- _PROBLEM_
Go through the material and write it all out exactly, minus the pictures.

- _RECORDS FOR THE EXERCISE_
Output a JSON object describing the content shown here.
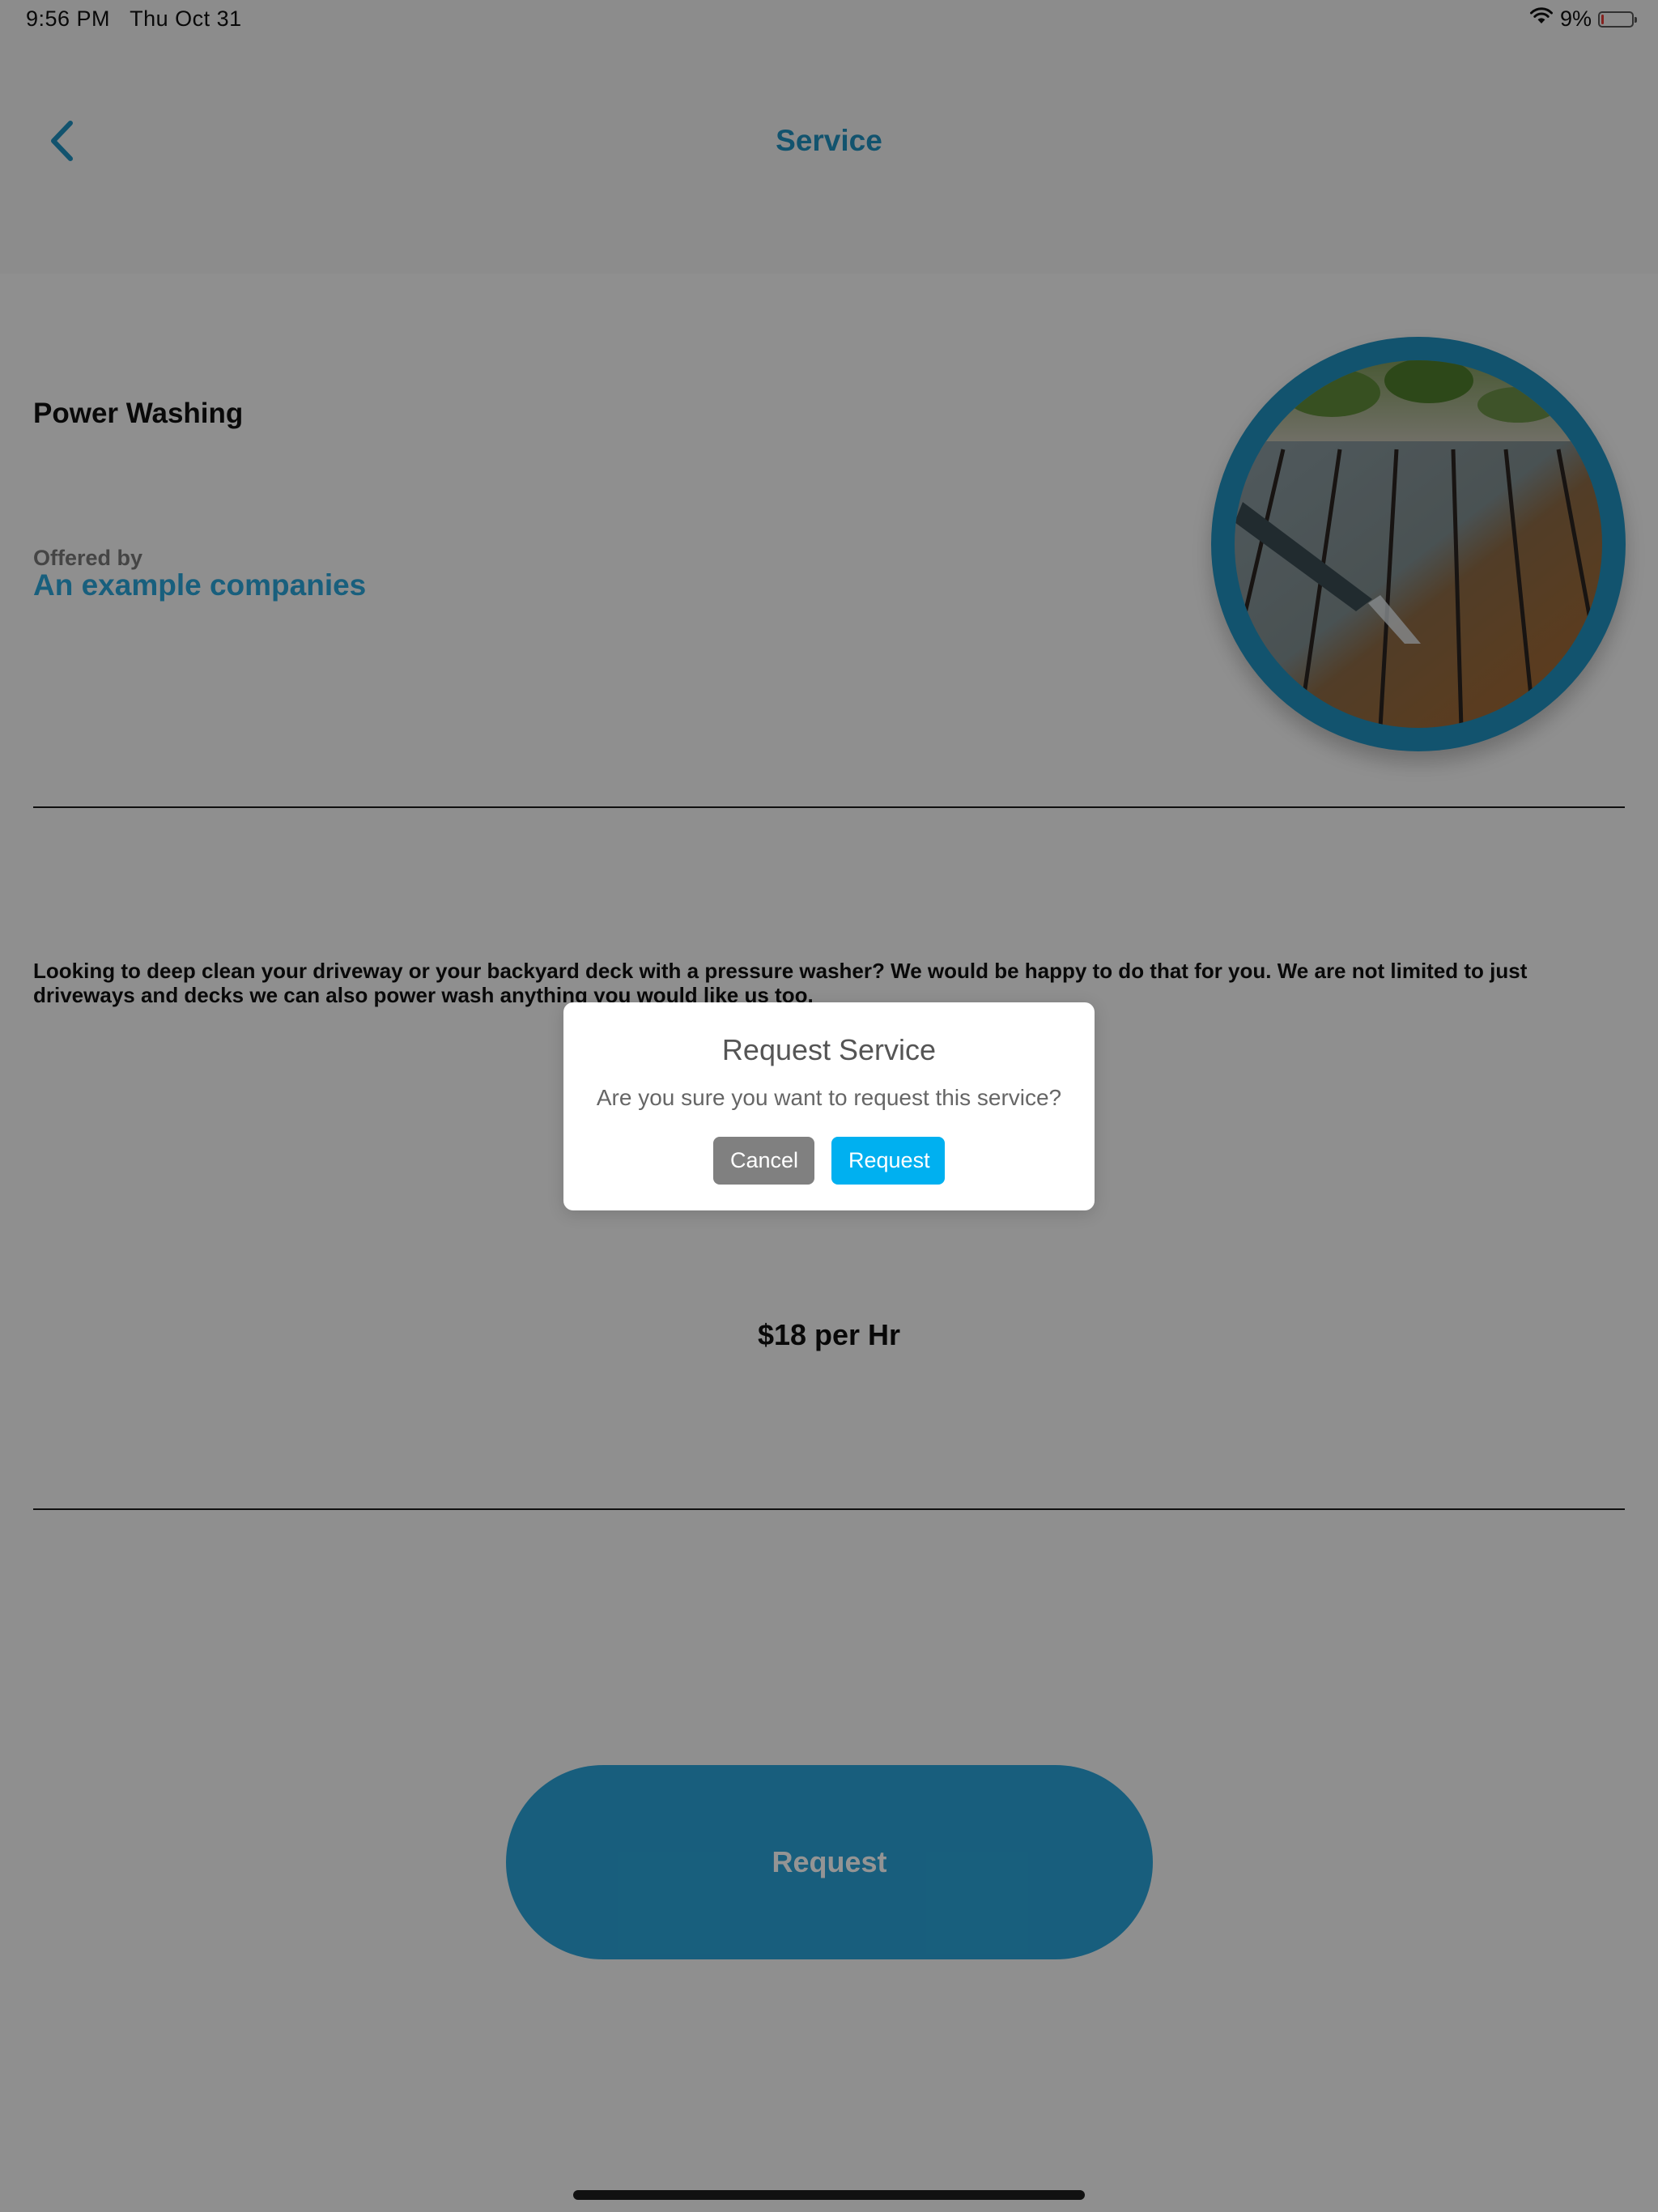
{
  "status_bar": {
    "time": "9:56 PM",
    "date": "Thu Oct 31",
    "battery_percent": "9%",
    "battery_level": 0.09,
    "icons": [
      "wifi-icon",
      "battery-icon"
    ]
  },
  "nav": {
    "title": "Service",
    "back_icon": "chevron-left-icon"
  },
  "service": {
    "name": "Power Washing",
    "offered_by_label": "Offered by",
    "company": "An example companies",
    "description": "Looking to deep clean your driveway or your backyard deck with a pressure washer? We would be happy to do that for you. We are not limited to just driveways and decks we can also power wash anything you would like us too.",
    "price": "$18 per Hr",
    "request_label": "Request"
  },
  "dialog": {
    "title": "Request Service",
    "message": "Are you sure you want to request this service?",
    "cancel_label": "Cancel",
    "request_label": "Request"
  },
  "colors": {
    "accent": "#1f8fbd",
    "link": "#2aa4d8",
    "dialog_request": "#00b0f0",
    "dialog_cancel": "#808080",
    "battery_low": "#e53935"
  }
}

- _WORKED SOLUTION_
Output a JSON object describing the content shown here.
{
  "status_bar": {
    "time": "9:56 PM",
    "date": "Thu Oct 31",
    "battery_percent": "9%",
    "battery_level": 0.09,
    "icons": [
      "wifi-icon",
      "battery-icon"
    ]
  },
  "nav": {
    "title": "Service",
    "back_icon": "chevron-left-icon"
  },
  "service": {
    "name": "Power Washing",
    "offered_by_label": "Offered by",
    "company": "An example companies",
    "description": "Looking to deep clean your driveway or your backyard deck with a pressure washer? We would be happy to do that for you. We are not limited to just driveways and decks we can also power wash anything you would like us too.",
    "price": "$18 per Hr",
    "request_label": "Request"
  },
  "dialog": {
    "title": "Request Service",
    "message": "Are you sure you want to request this service?",
    "cancel_label": "Cancel",
    "request_label": "Request"
  },
  "colors": {
    "accent": "#1f8fbd",
    "link": "#2aa4d8",
    "dialog_request": "#00b0f0",
    "dialog_cancel": "#808080",
    "battery_low": "#e53935"
  }
}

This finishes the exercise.